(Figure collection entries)
====================

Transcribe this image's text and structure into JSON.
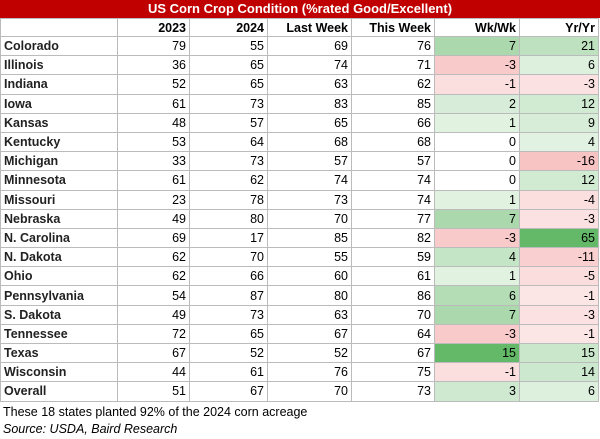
{
  "header": {
    "title": "US Corn Crop Condition (%rated Good/Excellent)"
  },
  "table": {
    "columns": [
      "2023",
      "2024",
      "Last Week",
      "This Week",
      "Wk/Wk",
      "Yr/Yr"
    ],
    "rows": [
      [
        "Colorado",
        79,
        55,
        69,
        76,
        7,
        21
      ],
      [
        "Illinois",
        36,
        65,
        74,
        71,
        -3,
        6
      ],
      [
        "Indiana",
        52,
        65,
        63,
        62,
        -1,
        -3
      ],
      [
        "Iowa",
        61,
        73,
        83,
        85,
        2,
        12
      ],
      [
        "Kansas",
        48,
        57,
        65,
        66,
        1,
        9
      ],
      [
        "Kentucky",
        53,
        64,
        68,
        68,
        0,
        4
      ],
      [
        "Michigan",
        33,
        73,
        57,
        57,
        0,
        -16
      ],
      [
        "Minnesota",
        61,
        62,
        74,
        74,
        0,
        12
      ],
      [
        "Missouri",
        23,
        78,
        73,
        74,
        1,
        -4
      ],
      [
        "Nebraska",
        49,
        80,
        70,
        77,
        7,
        -3
      ],
      [
        "N. Carolina",
        69,
        17,
        85,
        82,
        -3,
        65
      ],
      [
        "N. Dakota",
        62,
        70,
        55,
        59,
        4,
        -11
      ],
      [
        "Ohio",
        62,
        66,
        60,
        61,
        1,
        -5
      ],
      [
        "Pennsylvania",
        54,
        87,
        80,
        86,
        6,
        -1
      ],
      [
        "S. Dakota",
        49,
        73,
        63,
        70,
        7,
        -3
      ],
      [
        "Tennessee",
        72,
        65,
        67,
        64,
        -3,
        -1
      ],
      [
        "Texas",
        67,
        52,
        52,
        67,
        15,
        15
      ],
      [
        "Wisconsin",
        44,
        61,
        76,
        75,
        -1,
        14
      ],
      [
        "Overall",
        51,
        67,
        70,
        73,
        3,
        6
      ]
    ]
  },
  "footer": {
    "note": "These 18 states planted 92% of the 2024 corn acreage",
    "source": "Source: USDA, Baird Research"
  }
}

====================

_DIRECTIONS:_ Exclude all images and restate the records above word for word.

_RESULT BELOW:_
Transcribe this image's text and structure into JSON.
{
  "header": {
    "title": "US Corn Crop Condition (%rated Good/Excellent)"
  },
  "table": {
    "columns": [
      "2023",
      "2024",
      "Last Week",
      "This Week",
      "Wk/Wk",
      "Yr/Yr"
    ],
    "rows": [
      [
        "Colorado",
        79,
        55,
        69,
        76,
        7,
        21
      ],
      [
        "Illinois",
        36,
        65,
        74,
        71,
        -3,
        6
      ],
      [
        "Indiana",
        52,
        65,
        63,
        62,
        -1,
        -3
      ],
      [
        "Iowa",
        61,
        73,
        83,
        85,
        2,
        12
      ],
      [
        "Kansas",
        48,
        57,
        65,
        66,
        1,
        9
      ],
      [
        "Kentucky",
        53,
        64,
        68,
        68,
        0,
        4
      ],
      [
        "Michigan",
        33,
        73,
        57,
        57,
        0,
        -16
      ],
      [
        "Minnesota",
        61,
        62,
        74,
        74,
        0,
        12
      ],
      [
        "Missouri",
        23,
        78,
        73,
        74,
        1,
        -4
      ],
      [
        "Nebraska",
        49,
        80,
        70,
        77,
        7,
        -3
      ],
      [
        "N. Carolina",
        69,
        17,
        85,
        82,
        -3,
        65
      ],
      [
        "N. Dakota",
        62,
        70,
        55,
        59,
        4,
        -11
      ],
      [
        "Ohio",
        62,
        66,
        60,
        61,
        1,
        -5
      ],
      [
        "Pennsylvania",
        54,
        87,
        80,
        86,
        6,
        -1
      ],
      [
        "S. Dakota",
        49,
        73,
        63,
        70,
        7,
        -3
      ],
      [
        "Tennessee",
        72,
        65,
        67,
        64,
        -3,
        -1
      ],
      [
        "Texas",
        67,
        52,
        52,
        67,
        15,
        15
      ],
      [
        "Wisconsin",
        44,
        61,
        76,
        75,
        -1,
        14
      ],
      [
        "Overall",
        51,
        67,
        70,
        73,
        3,
        6
      ]
    ]
  },
  "footer": {
    "note": "These 18 states planted 92% of the 2024 corn acreage",
    "source": "Source: USDA, Baird Research"
  }
}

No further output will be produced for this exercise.